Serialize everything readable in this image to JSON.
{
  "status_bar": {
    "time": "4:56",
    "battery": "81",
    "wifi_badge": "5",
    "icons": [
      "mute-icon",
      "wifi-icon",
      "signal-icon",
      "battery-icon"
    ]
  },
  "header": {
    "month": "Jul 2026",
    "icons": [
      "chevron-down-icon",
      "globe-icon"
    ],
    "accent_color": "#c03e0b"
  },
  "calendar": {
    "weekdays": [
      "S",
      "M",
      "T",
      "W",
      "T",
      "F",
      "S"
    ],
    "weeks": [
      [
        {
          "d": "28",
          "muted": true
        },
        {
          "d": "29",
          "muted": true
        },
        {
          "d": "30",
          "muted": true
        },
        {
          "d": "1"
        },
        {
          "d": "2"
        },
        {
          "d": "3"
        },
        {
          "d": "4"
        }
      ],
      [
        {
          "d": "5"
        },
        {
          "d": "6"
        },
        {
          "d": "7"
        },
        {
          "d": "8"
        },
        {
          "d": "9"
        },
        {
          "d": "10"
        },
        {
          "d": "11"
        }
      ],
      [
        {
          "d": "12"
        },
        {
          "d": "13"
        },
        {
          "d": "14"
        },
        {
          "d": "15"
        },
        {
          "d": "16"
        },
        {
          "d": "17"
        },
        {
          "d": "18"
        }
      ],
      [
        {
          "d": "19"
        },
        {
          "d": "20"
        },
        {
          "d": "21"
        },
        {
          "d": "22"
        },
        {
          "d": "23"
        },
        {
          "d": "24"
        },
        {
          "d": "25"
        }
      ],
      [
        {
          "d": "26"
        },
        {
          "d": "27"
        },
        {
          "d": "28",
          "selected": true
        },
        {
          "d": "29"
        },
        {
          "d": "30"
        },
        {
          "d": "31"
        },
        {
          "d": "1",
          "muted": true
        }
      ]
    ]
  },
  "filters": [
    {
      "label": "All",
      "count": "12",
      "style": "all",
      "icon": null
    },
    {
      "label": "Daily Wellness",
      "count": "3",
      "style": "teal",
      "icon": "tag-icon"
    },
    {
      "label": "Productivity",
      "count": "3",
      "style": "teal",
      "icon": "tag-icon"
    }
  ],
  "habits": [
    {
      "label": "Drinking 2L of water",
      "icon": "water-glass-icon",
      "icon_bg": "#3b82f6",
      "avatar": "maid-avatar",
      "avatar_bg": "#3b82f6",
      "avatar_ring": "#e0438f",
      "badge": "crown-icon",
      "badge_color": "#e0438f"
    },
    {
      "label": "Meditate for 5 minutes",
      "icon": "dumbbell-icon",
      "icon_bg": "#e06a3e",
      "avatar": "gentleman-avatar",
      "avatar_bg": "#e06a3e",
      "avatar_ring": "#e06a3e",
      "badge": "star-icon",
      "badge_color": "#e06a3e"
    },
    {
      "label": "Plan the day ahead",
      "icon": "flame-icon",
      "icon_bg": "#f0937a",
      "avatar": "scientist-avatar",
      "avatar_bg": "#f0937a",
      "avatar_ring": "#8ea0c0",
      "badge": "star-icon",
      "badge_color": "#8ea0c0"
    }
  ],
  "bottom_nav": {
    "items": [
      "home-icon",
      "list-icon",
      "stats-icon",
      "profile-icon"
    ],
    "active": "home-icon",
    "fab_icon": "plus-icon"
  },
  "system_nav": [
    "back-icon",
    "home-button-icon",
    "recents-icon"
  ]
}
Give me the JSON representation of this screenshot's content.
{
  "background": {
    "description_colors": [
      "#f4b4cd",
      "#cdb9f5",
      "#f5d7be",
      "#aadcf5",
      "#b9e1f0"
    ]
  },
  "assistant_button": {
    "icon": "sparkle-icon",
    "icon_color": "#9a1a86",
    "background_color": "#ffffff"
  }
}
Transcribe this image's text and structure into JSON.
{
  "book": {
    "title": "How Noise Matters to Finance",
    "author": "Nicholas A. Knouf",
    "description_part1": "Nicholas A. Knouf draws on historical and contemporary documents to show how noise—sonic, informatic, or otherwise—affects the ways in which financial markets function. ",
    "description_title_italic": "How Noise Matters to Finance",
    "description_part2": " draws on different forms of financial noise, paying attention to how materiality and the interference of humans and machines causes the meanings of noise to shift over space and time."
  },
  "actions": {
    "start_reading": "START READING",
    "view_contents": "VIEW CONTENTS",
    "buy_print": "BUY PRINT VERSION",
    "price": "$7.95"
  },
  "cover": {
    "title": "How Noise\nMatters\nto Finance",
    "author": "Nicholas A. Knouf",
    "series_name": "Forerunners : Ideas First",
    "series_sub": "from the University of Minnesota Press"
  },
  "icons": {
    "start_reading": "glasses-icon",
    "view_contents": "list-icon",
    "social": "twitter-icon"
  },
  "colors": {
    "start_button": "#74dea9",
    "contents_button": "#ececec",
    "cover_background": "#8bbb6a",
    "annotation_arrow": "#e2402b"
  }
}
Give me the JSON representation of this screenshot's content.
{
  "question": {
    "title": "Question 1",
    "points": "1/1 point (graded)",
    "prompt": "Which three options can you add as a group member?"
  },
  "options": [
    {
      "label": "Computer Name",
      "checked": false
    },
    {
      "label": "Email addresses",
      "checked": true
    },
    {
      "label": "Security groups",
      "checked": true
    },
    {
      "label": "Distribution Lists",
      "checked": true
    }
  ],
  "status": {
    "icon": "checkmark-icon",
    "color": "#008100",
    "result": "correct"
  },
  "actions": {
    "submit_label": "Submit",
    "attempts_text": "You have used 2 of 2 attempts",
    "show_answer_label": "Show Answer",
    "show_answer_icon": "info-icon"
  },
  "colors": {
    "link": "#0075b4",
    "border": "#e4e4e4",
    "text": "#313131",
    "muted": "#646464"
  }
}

+-------+

▶ **WORK TO DO**: Type out the material again exactly as presented.

▶ **FINAL RESULT**:
Serialize everything readable in this image to JSON.
{
  "status_bar": {
    "time": "4:56",
    "battery": "81",
    "wifi_badge": "5",
    "icons": [
      "mute-icon",
      "wifi-icon",
      "signal-icon",
      "battery-icon"
    ]
  },
  "header": {
    "month": "Jul 2026",
    "icons": [
      "chevron-down-icon",
      "globe-icon"
    ],
    "accent_color": "#c03e0b"
  },
  "calendar": {
    "weekdays": [
      "S",
      "M",
      "T",
      "W",
      "T",
      "F",
      "S"
    ],
    "weeks": [
      [
        {
          "d": "28",
          "muted": true
        },
        {
          "d": "29",
          "muted": true
        },
        {
          "d": "30",
          "muted": true
        },
        {
          "d": "1"
        },
        {
          "d": "2"
        },
        {
          "d": "3"
        },
        {
          "d": "4"
        }
      ],
      [
        {
          "d": "5"
        },
        {
          "d": "6"
        },
        {
          "d": "7"
        },
        {
          "d": "8"
        },
        {
          "d": "9"
        },
        {
          "d": "10"
        },
        {
          "d": "11"
        }
      ],
      [
        {
          "d": "12"
        },
        {
          "d": "13"
        },
        {
          "d": "14"
        },
        {
          "d": "15"
        },
        {
          "d": "16"
        },
        {
          "d": "17"
        },
        {
          "d": "18"
        }
      ],
      [
        {
          "d": "19"
        },
        {
          "d": "20"
        },
        {
          "d": "21"
        },
        {
          "d": "22"
        },
        {
          "d": "23"
        },
        {
          "d": "24"
        },
        {
          "d": "25"
        }
      ],
      [
        {
          "d": "26"
        },
        {
          "d": "27"
        },
        {
          "d": "28",
          "selected": true
        },
        {
          "d": "29"
        },
        {
          "d": "30"
        },
        {
          "d": "31"
        },
        {
          "d": "1",
          "muted": true
        }
      ]
    ]
  },
  "filters": [
    {
      "label": "All",
      "count": "12",
      "style": "all",
      "icon": null
    },
    {
      "label": "Daily Wellness",
      "count": "3",
      "style": "teal",
      "icon": "tag-icon"
    },
    {
      "label": "Productivity",
      "count": "3",
      "style": "teal",
      "icon": "tag-icon"
    }
  ],
  "habits": [
    {
      "label": "Drinking 2L of water",
      "icon": "water-glass-icon",
      "icon_bg": "#3b82f6",
      "avatar": "maid-avatar",
      "avatar_bg": "#3b82f6",
      "avatar_ring": "#e0438f",
      "badge": "crown-icon",
      "badge_color": "#e0438f"
    },
    {
      "label": "Meditate for 5 minutes",
      "icon": "dumbbell-icon",
      "icon_bg": "#e06a3e",
      "avatar": "gentleman-avatar",
      "avatar_bg": "#e06a3e",
      "avatar_ring": "#e06a3e",
      "badge": "star-icon",
      "badge_color": "#e06a3e"
    },
    {
      "label": "Plan the day ahead",
      "icon": "flame-icon",
      "icon_bg": "#f0937a",
      "avatar": "scientist-avatar",
      "avatar_bg": "#f0937a",
      "avatar_ring": "#8ea0c0",
      "badge": "star-icon",
      "badge_color": "#8ea0c0"
    }
  ],
  "bottom_nav": {
    "items": [
      "home-icon",
      "list-icon",
      "stats-icon",
      "profile-icon"
    ],
    "active": "home-icon",
    "fab_icon": "plus-icon"
  },
  "system_nav": [
    "back-icon",
    "home-button-icon",
    "recents-icon"
  ]
}
Give me the JSON representation of this screenshot's content.
{
  "background": {
    "description_colors": [
      "#f4b4cd",
      "#cdb9f5",
      "#f5d7be",
      "#aadcf5",
      "#b9e1f0"
    ]
  },
  "assistant_button": {
    "icon": "sparkle-icon",
    "icon_color": "#9a1a86",
    "background_color": "#ffffff"
  }
}
Transcribe this image's text and structure into JSON.
{
  "book": {
    "title": "How Noise Matters to Finance",
    "author": "Nicholas A. Knouf",
    "description_part1": "Nicholas A. Knouf draws on historical and contemporary documents to show how noise—sonic, informatic, or otherwise—affects the ways in which financial markets function. ",
    "description_title_italic": "How Noise Matters to Finance",
    "description_part2": " draws on different forms of financial noise, paying attention to how materiality and the interference of humans and machines causes the meanings of noise to shift over space and time."
  },
  "actions": {
    "start_reading": "START READING",
    "view_contents": "VIEW CONTENTS",
    "buy_print": "BUY PRINT VERSION",
    "price": "$7.95"
  },
  "cover": {
    "title": "How Noise\nMatters\nto Finance",
    "author": "Nicholas A. Knouf",
    "series_name": "Forerunners : Ideas First",
    "series_sub": "from the University of Minnesota Press"
  },
  "icons": {
    "start_reading": "glasses-icon",
    "view_contents": "list-icon",
    "social": "twitter-icon"
  },
  "colors": {
    "start_button": "#74dea9",
    "contents_button": "#ececec",
    "cover_background": "#8bbb6a",
    "annotation_arrow": "#e2402b"
  }
}
Give me the JSON representation of this screenshot's content.
{
  "question": {
    "title": "Question 1",
    "points": "1/1 point (graded)",
    "prompt": "Which three options can you add as a group member?"
  },
  "options": [
    {
      "label": "Computer Name",
      "checked": false
    },
    {
      "label": "Email addresses",
      "checked": true
    },
    {
      "label": "Security groups",
      "checked": true
    },
    {
      "label": "Distribution Lists",
      "checked": true
    }
  ],
  "status": {
    "icon": "checkmark-icon",
    "color": "#008100",
    "result": "correct"
  },
  "actions": {
    "submit_label": "Submit",
    "attempts_text": "You have used 2 of 2 attempts",
    "show_answer_label": "Show Answer",
    "show_answer_icon": "info-icon"
  },
  "colors": {
    "link": "#0075b4",
    "border": "#e4e4e4",
    "text": "#313131",
    "muted": "#646464"
  }
}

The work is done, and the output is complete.